Go through the listing beneath and show each line containing the string "determine".

**INPUT FOR THIS TASK**
--- START ---

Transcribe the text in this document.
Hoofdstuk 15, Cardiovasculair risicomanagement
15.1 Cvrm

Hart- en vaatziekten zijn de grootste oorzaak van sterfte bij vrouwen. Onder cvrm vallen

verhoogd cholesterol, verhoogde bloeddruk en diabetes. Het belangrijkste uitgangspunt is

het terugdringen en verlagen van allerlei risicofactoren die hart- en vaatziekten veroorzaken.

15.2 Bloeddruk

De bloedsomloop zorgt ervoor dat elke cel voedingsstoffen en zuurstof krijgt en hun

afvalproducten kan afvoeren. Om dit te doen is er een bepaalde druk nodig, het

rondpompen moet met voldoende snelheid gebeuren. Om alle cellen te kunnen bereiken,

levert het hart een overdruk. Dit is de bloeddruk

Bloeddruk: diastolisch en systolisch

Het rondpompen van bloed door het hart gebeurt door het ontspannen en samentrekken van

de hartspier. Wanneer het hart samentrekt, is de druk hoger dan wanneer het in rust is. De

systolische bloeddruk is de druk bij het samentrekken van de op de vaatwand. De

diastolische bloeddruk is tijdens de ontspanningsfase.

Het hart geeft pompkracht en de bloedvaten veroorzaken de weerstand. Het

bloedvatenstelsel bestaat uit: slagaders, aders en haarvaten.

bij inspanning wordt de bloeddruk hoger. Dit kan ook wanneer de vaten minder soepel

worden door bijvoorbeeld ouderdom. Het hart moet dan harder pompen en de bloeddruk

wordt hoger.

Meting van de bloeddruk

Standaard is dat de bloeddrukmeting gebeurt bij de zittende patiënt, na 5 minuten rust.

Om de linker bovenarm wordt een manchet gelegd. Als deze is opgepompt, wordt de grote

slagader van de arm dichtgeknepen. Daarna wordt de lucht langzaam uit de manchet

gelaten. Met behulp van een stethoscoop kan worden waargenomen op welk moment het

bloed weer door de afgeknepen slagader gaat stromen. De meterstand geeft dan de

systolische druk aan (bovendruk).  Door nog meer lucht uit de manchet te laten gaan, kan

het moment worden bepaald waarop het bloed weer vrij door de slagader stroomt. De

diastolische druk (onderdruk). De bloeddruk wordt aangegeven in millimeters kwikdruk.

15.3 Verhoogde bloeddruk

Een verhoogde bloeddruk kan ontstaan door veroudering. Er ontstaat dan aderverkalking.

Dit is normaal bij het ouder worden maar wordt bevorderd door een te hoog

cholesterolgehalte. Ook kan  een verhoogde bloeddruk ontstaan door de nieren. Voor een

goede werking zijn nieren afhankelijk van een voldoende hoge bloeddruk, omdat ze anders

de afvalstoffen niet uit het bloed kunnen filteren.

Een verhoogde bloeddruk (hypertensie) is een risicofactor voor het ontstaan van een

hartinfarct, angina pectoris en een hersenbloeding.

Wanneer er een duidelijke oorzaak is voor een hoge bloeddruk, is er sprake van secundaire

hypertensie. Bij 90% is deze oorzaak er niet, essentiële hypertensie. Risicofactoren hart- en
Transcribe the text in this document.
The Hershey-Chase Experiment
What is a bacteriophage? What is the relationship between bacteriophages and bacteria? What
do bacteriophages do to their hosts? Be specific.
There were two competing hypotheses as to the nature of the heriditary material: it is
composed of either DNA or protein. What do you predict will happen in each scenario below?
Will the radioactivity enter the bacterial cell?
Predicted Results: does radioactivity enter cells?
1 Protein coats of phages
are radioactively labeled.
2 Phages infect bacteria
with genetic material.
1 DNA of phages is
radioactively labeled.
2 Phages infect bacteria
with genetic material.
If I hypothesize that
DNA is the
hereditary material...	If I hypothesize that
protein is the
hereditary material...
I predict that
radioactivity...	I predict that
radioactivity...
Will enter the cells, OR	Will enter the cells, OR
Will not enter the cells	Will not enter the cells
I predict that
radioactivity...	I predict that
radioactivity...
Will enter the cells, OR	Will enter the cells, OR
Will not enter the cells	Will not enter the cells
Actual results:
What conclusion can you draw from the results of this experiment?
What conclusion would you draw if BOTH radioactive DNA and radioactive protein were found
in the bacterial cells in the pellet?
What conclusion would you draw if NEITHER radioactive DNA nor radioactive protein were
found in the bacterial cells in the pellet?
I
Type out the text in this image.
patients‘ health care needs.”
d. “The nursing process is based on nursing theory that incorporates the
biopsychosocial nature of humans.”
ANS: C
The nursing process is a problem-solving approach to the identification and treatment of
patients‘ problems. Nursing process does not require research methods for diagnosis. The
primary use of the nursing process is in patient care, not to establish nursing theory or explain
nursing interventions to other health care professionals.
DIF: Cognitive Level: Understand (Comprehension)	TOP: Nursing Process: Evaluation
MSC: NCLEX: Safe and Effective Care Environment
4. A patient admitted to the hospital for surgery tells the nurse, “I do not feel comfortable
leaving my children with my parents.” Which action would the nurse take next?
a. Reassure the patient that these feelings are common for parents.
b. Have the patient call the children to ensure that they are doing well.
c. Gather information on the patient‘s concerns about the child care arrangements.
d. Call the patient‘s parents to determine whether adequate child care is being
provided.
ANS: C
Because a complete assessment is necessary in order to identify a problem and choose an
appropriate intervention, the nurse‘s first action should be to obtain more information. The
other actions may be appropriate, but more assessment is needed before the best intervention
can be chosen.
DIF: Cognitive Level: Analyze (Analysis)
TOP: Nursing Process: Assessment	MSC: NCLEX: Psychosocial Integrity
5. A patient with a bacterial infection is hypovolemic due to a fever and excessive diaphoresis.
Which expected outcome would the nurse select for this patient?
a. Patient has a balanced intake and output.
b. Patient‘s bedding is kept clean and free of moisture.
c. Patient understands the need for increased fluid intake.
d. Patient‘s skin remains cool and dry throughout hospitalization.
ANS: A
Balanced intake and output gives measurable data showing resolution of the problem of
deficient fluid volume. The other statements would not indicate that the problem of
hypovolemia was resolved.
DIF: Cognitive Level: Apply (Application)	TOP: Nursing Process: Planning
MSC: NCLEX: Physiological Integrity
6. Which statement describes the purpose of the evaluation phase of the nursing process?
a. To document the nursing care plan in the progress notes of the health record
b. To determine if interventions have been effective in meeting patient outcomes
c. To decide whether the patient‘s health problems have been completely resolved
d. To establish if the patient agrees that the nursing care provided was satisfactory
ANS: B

--- END ---

**SOLUTION FOR THIS EXERCISE**
d. Call the patient‘s parents to determine whether adequate child care is being
b. To determine if interventions have been effective in meeting patient outcomes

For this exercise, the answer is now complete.